## Aim of the task
Please determine how many lines of the material include the word "Medium", and respond with nothing but that number.

## Available records

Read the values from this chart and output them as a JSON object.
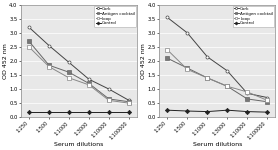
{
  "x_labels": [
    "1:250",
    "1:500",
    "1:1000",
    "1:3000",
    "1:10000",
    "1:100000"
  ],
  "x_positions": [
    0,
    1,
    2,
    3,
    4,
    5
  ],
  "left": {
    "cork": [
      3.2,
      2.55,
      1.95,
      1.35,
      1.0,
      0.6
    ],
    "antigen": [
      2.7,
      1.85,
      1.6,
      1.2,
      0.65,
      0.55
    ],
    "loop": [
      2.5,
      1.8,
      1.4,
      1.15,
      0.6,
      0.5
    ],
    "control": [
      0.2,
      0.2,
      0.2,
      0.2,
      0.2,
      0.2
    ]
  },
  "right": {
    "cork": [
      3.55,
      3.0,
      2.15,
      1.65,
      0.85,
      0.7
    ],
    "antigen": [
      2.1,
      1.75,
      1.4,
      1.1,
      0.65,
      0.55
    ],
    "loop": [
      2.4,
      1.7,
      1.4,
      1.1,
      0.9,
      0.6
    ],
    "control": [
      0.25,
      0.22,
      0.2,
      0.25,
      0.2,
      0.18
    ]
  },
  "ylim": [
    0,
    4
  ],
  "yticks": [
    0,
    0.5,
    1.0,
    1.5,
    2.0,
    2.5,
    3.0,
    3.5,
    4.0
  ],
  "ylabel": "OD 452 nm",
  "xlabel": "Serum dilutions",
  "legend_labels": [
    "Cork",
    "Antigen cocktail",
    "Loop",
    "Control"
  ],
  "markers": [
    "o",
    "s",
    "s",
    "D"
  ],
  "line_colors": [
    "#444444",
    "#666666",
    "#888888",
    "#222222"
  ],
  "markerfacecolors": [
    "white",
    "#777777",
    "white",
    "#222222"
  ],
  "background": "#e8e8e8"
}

* * *

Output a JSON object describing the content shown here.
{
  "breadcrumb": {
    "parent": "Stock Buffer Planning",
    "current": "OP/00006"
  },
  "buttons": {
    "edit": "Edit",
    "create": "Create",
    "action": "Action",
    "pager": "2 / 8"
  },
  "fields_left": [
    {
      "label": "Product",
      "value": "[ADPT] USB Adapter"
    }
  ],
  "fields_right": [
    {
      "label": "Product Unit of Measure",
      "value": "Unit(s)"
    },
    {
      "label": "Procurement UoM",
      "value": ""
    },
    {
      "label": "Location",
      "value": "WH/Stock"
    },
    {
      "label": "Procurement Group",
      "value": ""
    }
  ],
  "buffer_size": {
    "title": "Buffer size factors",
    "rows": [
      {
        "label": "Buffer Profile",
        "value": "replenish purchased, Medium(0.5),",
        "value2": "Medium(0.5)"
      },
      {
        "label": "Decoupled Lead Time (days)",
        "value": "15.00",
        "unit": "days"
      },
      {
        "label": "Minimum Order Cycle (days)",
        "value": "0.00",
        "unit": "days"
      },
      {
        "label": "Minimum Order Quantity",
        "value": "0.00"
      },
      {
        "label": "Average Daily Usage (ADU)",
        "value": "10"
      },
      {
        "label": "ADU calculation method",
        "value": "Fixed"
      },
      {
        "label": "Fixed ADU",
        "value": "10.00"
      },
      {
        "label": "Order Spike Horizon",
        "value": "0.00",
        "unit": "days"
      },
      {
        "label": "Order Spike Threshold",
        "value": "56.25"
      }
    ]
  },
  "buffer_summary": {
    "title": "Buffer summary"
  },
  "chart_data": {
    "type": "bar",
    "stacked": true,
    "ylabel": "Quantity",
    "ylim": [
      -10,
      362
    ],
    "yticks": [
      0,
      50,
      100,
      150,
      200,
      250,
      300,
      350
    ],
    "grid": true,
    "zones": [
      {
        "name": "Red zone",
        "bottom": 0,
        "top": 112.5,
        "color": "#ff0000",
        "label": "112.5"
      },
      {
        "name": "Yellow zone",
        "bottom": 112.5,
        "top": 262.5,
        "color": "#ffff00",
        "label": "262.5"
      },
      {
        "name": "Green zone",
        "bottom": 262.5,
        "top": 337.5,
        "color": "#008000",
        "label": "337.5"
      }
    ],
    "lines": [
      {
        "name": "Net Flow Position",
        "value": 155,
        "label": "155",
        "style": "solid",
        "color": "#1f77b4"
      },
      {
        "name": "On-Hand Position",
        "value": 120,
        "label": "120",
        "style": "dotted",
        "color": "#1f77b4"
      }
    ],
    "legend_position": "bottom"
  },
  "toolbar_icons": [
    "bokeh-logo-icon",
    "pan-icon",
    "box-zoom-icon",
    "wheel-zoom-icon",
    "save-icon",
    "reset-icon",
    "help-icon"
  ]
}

## Answer
2